▶ _Task to complete_: Write out, unchanged, the stretch of lines from the start of the entries through the line that contains "The first arm 720a is at (823, 205).".

Stored records:
---+---
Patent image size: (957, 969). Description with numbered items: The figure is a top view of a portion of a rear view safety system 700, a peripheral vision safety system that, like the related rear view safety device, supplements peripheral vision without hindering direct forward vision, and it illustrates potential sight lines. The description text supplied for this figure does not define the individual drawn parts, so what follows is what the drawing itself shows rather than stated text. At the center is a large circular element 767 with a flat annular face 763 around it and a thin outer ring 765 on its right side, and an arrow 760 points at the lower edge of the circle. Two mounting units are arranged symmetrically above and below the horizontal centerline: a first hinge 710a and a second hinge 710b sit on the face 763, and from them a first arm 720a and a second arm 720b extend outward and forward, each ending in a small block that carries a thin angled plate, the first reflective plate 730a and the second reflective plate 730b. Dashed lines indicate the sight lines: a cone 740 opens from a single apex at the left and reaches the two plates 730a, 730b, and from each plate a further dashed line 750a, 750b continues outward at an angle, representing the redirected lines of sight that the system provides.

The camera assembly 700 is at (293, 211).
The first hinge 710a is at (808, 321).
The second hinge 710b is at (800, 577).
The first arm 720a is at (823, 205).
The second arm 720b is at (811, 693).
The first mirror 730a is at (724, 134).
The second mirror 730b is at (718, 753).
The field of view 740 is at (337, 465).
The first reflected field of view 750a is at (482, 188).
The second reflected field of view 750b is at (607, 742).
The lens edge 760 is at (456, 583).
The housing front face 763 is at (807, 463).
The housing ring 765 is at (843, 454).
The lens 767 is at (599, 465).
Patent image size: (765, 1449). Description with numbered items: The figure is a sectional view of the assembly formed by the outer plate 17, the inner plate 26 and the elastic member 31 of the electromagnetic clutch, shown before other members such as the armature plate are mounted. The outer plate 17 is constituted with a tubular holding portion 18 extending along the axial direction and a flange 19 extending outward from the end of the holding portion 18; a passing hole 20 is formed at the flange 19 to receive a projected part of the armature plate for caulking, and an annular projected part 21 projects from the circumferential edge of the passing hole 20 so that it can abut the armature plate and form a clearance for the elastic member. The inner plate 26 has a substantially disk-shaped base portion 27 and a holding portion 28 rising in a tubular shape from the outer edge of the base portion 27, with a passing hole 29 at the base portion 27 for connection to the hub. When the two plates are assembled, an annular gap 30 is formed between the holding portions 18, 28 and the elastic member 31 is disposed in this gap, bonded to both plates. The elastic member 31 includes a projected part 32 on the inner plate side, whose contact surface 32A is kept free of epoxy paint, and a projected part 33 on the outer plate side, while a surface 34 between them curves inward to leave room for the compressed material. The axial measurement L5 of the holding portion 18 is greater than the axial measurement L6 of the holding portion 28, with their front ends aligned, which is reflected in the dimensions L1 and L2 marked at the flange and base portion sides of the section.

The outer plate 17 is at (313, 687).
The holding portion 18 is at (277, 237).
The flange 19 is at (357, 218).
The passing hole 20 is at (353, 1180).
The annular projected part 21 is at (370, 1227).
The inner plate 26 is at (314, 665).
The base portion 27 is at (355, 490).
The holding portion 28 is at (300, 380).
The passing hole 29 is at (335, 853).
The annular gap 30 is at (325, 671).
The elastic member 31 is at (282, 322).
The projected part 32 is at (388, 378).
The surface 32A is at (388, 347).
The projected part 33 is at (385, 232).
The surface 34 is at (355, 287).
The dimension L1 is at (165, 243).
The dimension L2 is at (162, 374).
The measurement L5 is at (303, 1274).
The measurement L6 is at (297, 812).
---+---
▶ _Written answer_:
Patent image size: (957, 969). Description with numbered items: The figure is a top view of a portion of a rear view safety system 700, a peripheral vision safety system that, like the related rear view safety device, supplements peripheral vision without hindering direct forward vision, and it illustrates potential sight lines. The description text supplied for this figure does not define the individual drawn parts, so what follows is what the drawing itself shows rather than stated text. At the center is a large circular element 767 with a flat annular face 763 around it and a thin outer ring 765 on its right side, and an arrow 760 points at the lower edge of the circle. Two mounting units are arranged symmetrically above and below the horizontal centerline: a first hinge 710a and a second hinge 710b sit on the face 763, and from them a first arm 720a and a second arm 720b extend outward and forward, each ending in a small block that carries a thin angled plate, the first reflective plate 730a and the second reflective plate 730b. Dashed lines indicate the sight lines: a cone 740 opens from a single apex at the left and reaches the two plates 730a, 730b, and from each plate a further dashed line 750a, 750b continues outward at an angle, representing the redirected lines of sight that the system provides.

The camera assembly 700 is at (293, 211).
The first hinge 710a is at (808, 321).
The second hinge 710b is at (800, 577).
The first arm 720a is at (823, 205).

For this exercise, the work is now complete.